MATERIAL PROVIDED →
--- begin ---
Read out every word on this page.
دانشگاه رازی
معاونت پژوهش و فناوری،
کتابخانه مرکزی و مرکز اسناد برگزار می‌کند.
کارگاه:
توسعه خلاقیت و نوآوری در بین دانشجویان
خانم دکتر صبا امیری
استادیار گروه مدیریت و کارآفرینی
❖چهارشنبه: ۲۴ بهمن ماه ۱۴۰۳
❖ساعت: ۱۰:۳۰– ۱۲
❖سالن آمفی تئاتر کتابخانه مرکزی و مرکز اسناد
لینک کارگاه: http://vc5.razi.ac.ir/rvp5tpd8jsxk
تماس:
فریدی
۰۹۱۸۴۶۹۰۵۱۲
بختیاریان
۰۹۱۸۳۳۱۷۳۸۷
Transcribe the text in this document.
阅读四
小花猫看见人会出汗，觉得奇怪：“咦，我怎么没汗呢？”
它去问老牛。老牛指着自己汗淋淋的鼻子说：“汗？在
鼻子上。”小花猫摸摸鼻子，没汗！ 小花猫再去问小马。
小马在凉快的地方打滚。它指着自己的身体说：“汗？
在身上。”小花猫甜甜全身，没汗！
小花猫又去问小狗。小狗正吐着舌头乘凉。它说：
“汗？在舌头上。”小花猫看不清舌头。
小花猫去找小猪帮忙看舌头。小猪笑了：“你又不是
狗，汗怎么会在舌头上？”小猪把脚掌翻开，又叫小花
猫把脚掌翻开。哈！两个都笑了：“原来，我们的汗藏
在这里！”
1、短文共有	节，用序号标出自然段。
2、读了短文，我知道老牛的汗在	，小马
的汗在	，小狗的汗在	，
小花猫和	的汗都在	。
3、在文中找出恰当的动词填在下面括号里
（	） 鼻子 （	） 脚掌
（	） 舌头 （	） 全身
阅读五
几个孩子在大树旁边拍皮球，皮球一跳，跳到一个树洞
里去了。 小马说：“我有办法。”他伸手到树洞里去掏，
--- end ---
SET TASK → Repeat back the data above, exact to the last character.

SOLUTION →
Read out every word on this page.
دانشگاه رازی
معاونت پژوهش و فناوری،
کتابخانه مرکزی و مرکز اسناد برگزار می‌کند.
کارگاه:
توسعه خلاقیت و نوآوری در بین دانشجویان
خانم دکتر صبا امیری
استادیار گروه مدیریت و کارآفرینی
❖چهارشنبه: ۲۴ بهمن ماه ۱۴۰۳
❖ساعت: ۱۰:۳۰– ۱۲
❖سالن آمفی تئاتر کتابخانه مرکزی و مرکز اسناد
لینک کارگاه: http://vc5.razi.ac.ir/rvp5tpd8jsxk
تماس:
فریدی
۰۹۱۸۴۶۹۰۵۱۲
بختیاریان
۰۹۱۸۳۳۱۷۳۸۷
Transcribe the text in this document.
阅读四
小花猫看见人会出汗，觉得奇怪：“咦，我怎么没汗呢？”
它去问老牛。老牛指着自己汗淋淋的鼻子说：“汗？在
鼻子上。”小花猫摸摸鼻子，没汗！ 小花猫再去问小马。
小马在凉快的地方打滚。它指着自己的身体说：“汗？
在身上。”小花猫甜甜全身，没汗！
小花猫又去问小狗。小狗正吐着舌头乘凉。它说：
“汗？在舌头上。”小花猫看不清舌头。
小花猫去找小猪帮忙看舌头。小猪笑了：“你又不是
狗，汗怎么会在舌头上？”小猪把脚掌翻开，又叫小花
猫把脚掌翻开。哈！两个都笑了：“原来，我们的汗藏
在这里！”
1、短文共有	节，用序号标出自然段。
2、读了短文，我知道老牛的汗在	，小马
的汗在	，小狗的汗在	，
小花猫和	的汗都在	。
3、在文中找出恰当的动词填在下面括号里
（	） 鼻子 （	） 脚掌
（	） 舌头 （	） 全身
阅读五
几个孩子在大树旁边拍皮球，皮球一跳，跳到一个树洞
里去了。 小马说：“我有办法。”他伸手到树洞里去掏，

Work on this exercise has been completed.